------ RECORDS FOR PROCESSING

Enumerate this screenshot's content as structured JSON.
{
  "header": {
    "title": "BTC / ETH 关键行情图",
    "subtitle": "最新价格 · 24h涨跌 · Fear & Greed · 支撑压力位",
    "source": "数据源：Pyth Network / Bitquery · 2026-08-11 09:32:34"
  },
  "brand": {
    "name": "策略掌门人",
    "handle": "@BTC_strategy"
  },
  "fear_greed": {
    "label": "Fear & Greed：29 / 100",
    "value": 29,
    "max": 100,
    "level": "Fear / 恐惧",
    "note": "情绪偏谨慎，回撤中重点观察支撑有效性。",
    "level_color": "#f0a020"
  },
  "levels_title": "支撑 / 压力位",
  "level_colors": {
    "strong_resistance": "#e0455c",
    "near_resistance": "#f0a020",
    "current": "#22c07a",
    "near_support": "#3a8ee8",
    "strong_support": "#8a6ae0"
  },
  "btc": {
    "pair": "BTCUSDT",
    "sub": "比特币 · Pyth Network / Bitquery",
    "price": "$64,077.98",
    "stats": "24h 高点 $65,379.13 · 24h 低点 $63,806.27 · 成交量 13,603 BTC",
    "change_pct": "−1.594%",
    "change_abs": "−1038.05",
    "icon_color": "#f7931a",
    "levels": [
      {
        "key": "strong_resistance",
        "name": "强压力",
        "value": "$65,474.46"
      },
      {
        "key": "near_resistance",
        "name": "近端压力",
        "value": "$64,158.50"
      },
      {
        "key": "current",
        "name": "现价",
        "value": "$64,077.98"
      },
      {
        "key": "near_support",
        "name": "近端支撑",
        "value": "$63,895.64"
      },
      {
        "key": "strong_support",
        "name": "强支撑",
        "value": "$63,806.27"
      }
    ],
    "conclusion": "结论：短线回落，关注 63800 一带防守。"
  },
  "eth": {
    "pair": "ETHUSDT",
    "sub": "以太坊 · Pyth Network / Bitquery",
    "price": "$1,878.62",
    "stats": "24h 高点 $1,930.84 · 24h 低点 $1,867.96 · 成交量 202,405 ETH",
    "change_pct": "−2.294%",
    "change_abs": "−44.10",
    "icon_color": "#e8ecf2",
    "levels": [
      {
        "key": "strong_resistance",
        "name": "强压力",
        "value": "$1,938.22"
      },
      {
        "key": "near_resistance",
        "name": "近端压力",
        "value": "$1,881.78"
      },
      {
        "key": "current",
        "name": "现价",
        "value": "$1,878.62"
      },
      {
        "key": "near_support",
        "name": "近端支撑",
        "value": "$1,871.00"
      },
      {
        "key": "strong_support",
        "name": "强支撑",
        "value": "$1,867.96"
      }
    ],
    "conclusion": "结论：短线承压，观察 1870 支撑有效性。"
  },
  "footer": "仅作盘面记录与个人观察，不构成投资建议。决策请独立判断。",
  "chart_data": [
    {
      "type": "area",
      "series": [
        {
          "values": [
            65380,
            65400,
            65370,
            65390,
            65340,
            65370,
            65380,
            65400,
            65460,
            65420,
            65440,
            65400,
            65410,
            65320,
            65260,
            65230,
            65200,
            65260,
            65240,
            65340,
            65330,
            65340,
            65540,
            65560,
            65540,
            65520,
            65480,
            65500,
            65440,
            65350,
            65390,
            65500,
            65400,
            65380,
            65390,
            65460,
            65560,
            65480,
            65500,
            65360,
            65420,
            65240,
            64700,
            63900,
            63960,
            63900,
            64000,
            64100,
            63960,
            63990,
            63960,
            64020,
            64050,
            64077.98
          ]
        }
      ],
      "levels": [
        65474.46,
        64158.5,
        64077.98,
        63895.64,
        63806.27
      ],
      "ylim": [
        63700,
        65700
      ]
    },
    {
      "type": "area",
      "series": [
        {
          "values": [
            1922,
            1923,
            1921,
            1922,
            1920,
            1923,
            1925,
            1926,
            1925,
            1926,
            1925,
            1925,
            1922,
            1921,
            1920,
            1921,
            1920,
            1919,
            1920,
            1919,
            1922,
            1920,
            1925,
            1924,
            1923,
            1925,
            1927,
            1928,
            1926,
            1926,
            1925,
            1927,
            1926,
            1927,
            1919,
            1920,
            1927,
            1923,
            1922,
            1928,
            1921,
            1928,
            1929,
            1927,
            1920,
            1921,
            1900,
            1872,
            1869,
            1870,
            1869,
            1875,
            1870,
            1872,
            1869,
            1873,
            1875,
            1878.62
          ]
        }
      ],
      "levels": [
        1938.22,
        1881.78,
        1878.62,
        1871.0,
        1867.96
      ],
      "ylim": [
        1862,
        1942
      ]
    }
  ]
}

------------

## [TASK OBJECTIVE]
Retype the material above, line by line, exactly.

## [SOLUTION FOR THIS EXERCISE]
Enumerate this screenshot's content as structured JSON.
{
  "header": {
    "title": "BTC / ETH 关键行情图",
    "subtitle": "最新价格 · 24h涨跌 · Fear & Greed · 支撑压力位",
    "source": "数据源：Pyth Network / Bitquery · 2026-08-11 09:32:34"
  },
  "brand": {
    "name": "策略掌门人",
    "handle": "@BTC_strategy"
  },
  "fear_greed": {
    "label": "Fear & Greed：29 / 100",
    "value": 29,
    "max": 100,
    "level": "Fear / 恐惧",
    "note": "情绪偏谨慎，回撤中重点观察支撑有效性。",
    "level_color": "#f0a020"
  },
  "levels_title": "支撑 / 压力位",
  "level_colors": {
    "strong_resistance": "#e0455c",
    "near_resistance": "#f0a020",
    "current": "#22c07a",
    "near_support": "#3a8ee8",
    "strong_support": "#8a6ae0"
  },
  "btc": {
    "pair": "BTCUSDT",
    "sub": "比特币 · Pyth Network / Bitquery",
    "price": "$64,077.98",
    "stats": "24h 高点 $65,379.13 · 24h 低点 $63,806.27 · 成交量 13,603 BTC",
    "change_pct": "−1.594%",
    "change_abs": "−1038.05",
    "icon_color": "#f7931a",
    "levels": [
      {
        "key": "strong_resistance",
        "name": "强压力",
        "value": "$65,474.46"
      },
      {
        "key": "near_resistance",
        "name": "近端压力",
        "value": "$64,158.50"
      },
      {
        "key": "current",
        "name": "现价",
        "value": "$64,077.98"
      },
      {
        "key": "near_support",
        "name": "近端支撑",
        "value": "$63,895.64"
      },
      {
        "key": "strong_support",
        "name": "强支撑",
        "value": "$63,806.27"
      }
    ],
    "conclusion": "结论：短线回落，关注 63800 一带防守。"
  },
  "eth": {
    "pair": "ETHUSDT",
    "sub": "以太坊 · Pyth Network / Bitquery",
    "price": "$1,878.62",
    "stats": "24h 高点 $1,930.84 · 24h 低点 $1,867.96 · 成交量 202,405 ETH",
    "change_pct": "−2.294%",
    "change_abs": "−44.10",
    "icon_color": "#e8ecf2",
    "levels": [
      {
        "key": "strong_resistance",
        "name": "强压力",
        "value": "$1,938.22"
      },
      {
        "key": "near_resistance",
        "name": "近端压力",
        "value": "$1,881.78"
      },
      {
        "key": "current",
        "name": "现价",
        "value": "$1,878.62"
      },
      {
        "key": "near_support",
        "name": "近端支撑",
        "value": "$1,871.00"
      },
      {
        "key": "strong_support",
        "name": "强支撑",
        "value": "$1,867.96"
      }
    ],
    "conclusion": "结论：短线承压，观察 1870 支撑有效性。"
  },
  "footer": "仅作盘面记录与个人观察，不构成投资建议。决策请独立判断。",
  "chart_data": [
    {
      "type": "area",
      "series": [
        {
          "values": [
            65380,
            65400,
            65370,
            65390,
            65340,
            65370,
            65380,
            65400,
            65460,
            65420,
            65440,
            65400,
            65410,
            65320,
            65260,
            65230,
            65200,
            65260,
            65240,
            65340,
            65330,
            65340,
            65540,
            65560,
            65540,
            65520,
            65480,
            65500,
            65440,
            65350,
            65390,
            65500,
            65400,
            65380,
            65390,
            65460,
            65560,
            65480,
            65500,
            65360,
            65420,
            65240,
            64700,
            63900,
            63960,
            63900,
            64000,
            64100,
            63960,
            63990,
            63960,
            64020,
            64050,
            64077.98
          ]
        }
      ],
      "levels": [
        65474.46,
        64158.5,
        64077.98,
        63895.64,
        63806.27
      ],
      "ylim": [
        63700,
        65700
      ]
    },
    {
      "type": "area",
      "series": [
        {
          "values": [
            1922,
            1923,
            1921,
            1922,
            1920,
            1923,
            1925,
            1926,
            1925,
            1926,
            1925,
            1925,
            1922,
            1921,
            1920,
            1921,
            1920,
            1919,
            1920,
            1919,
            1922,
            1920,
            1925,
            1924,
            1923,
            1925,
            1927,
            1928,
            1926,
            1926,
            1925,
            1927,
            1926,
            1927,
            1919,
            1920,
            1927,
            1923,
            1922,
            1928,
            1921,
            1928,
            1929,
            1927,
            1920,
            1921,
            1900,
            1872,
            1869,
            1870,
            1869,
            1875,
            1870,
            1872,
            1869,
            1873,
            1875,
            1878.62
          ]
        }
      ],
      "levels": [
        1938.22,
        1881.78,
        1878.62,
        1871.0,
        1867.96
      ],
      "ylim": [
        1862,
        1942
      ]
    }
  ]
}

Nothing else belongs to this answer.